* [Data records]:

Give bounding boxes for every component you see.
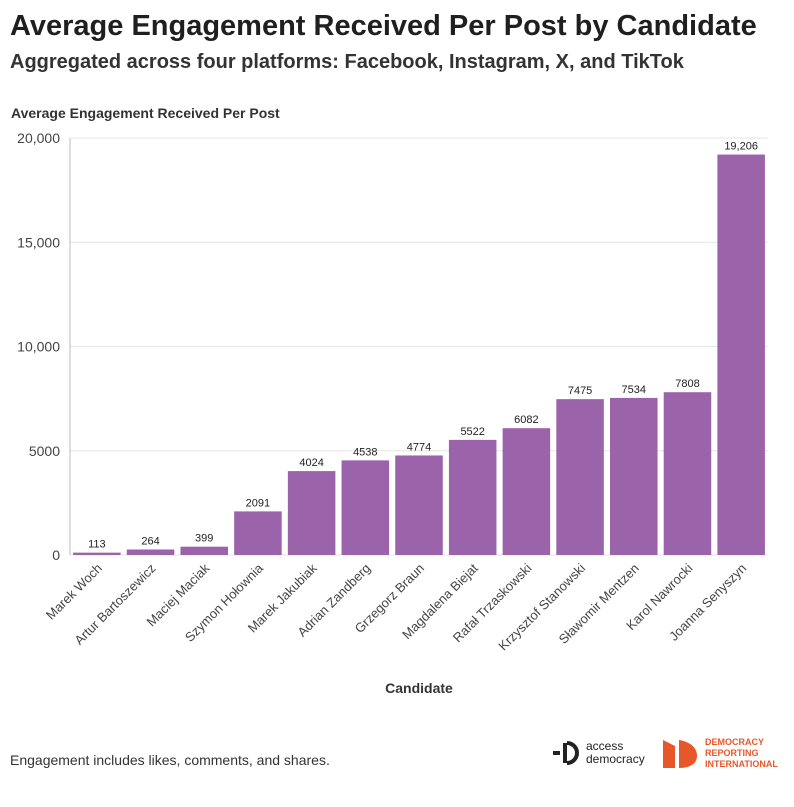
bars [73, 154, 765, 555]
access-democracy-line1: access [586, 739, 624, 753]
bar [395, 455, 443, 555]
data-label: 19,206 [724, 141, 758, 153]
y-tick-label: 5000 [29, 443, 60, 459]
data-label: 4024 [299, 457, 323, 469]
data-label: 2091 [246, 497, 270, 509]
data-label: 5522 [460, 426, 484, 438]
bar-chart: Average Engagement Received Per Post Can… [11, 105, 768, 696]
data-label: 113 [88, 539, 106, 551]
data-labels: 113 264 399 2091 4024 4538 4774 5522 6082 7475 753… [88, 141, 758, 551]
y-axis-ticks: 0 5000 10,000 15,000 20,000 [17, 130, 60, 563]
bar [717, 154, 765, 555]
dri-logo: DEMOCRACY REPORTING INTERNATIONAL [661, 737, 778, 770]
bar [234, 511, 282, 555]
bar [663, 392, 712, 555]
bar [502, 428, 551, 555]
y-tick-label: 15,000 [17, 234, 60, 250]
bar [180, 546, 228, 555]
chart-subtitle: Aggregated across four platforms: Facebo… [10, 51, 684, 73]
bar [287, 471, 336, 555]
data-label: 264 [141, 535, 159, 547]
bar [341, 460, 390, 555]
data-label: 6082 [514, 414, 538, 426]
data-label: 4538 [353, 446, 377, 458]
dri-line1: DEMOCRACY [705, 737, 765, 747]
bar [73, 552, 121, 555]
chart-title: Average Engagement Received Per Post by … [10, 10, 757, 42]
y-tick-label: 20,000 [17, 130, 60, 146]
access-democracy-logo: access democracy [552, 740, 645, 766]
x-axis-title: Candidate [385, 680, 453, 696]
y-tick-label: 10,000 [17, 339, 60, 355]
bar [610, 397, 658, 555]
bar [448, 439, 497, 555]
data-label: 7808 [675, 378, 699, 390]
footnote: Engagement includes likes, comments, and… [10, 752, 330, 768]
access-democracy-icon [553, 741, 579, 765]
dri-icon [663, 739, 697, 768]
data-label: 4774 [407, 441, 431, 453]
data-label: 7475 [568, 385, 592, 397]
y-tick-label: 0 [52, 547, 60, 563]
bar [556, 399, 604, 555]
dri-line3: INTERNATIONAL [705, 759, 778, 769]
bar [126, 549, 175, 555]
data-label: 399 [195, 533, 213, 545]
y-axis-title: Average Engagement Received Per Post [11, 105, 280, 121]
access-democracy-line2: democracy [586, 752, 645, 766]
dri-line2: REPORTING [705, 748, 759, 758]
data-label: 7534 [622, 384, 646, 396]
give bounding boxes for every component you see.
* * *
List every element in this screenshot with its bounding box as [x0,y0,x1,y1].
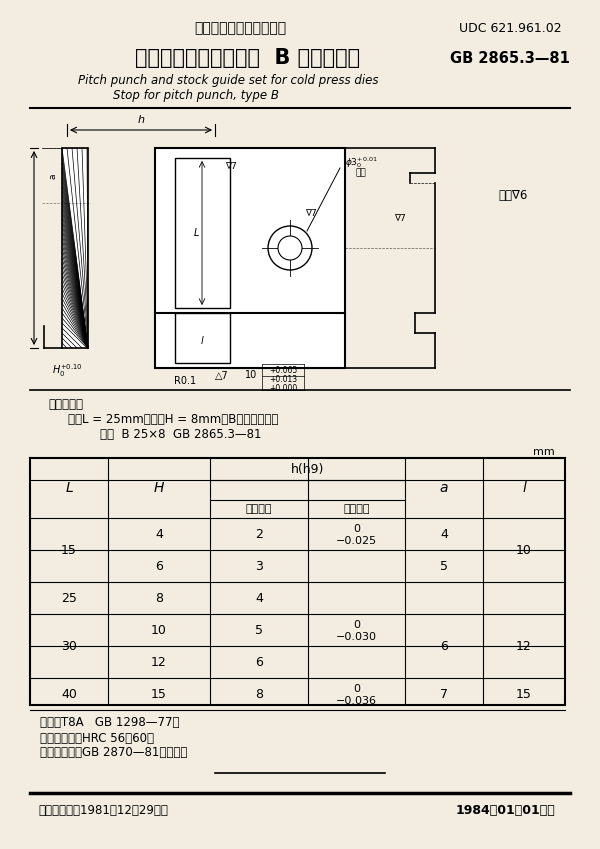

* [What the task requires]:
Pick out and copy every line in the items above that contains the string "Average". Matching is case-sensitive.

* [Written answer]:
bar-chart: Average Engagement Received Per Post Can… [11, 105, 768, 696]
chart-title: Average Engagement Received Per Post by … [10, 10, 757, 42]
y-axis-title: Average Engagement Received Per Post [11, 105, 280, 121]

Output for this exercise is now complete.